▶ [Goal]: Say how many lines contain "請求資格確認書類"; the answer is the number alone.

▶ [Recorded information]:
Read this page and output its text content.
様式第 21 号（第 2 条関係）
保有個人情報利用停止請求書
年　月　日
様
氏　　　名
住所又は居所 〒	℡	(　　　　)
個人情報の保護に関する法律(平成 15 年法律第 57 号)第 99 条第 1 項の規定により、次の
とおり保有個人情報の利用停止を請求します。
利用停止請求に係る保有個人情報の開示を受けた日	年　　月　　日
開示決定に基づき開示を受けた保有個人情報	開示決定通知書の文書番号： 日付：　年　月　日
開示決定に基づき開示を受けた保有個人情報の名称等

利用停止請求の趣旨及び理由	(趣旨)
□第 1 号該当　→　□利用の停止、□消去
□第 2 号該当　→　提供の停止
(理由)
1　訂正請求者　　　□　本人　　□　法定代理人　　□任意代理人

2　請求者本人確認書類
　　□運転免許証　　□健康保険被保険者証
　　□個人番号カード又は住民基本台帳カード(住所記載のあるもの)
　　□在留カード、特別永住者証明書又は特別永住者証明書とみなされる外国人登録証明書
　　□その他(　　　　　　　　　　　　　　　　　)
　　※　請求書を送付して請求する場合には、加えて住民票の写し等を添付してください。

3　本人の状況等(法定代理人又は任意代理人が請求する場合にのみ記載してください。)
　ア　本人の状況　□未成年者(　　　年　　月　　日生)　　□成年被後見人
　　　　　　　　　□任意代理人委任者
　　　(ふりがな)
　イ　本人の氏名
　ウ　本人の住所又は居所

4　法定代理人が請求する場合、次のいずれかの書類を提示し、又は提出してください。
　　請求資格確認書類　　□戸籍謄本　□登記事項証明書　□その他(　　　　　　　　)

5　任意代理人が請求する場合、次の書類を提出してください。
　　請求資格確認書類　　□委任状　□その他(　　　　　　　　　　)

▶ [Result of the exercise]: 2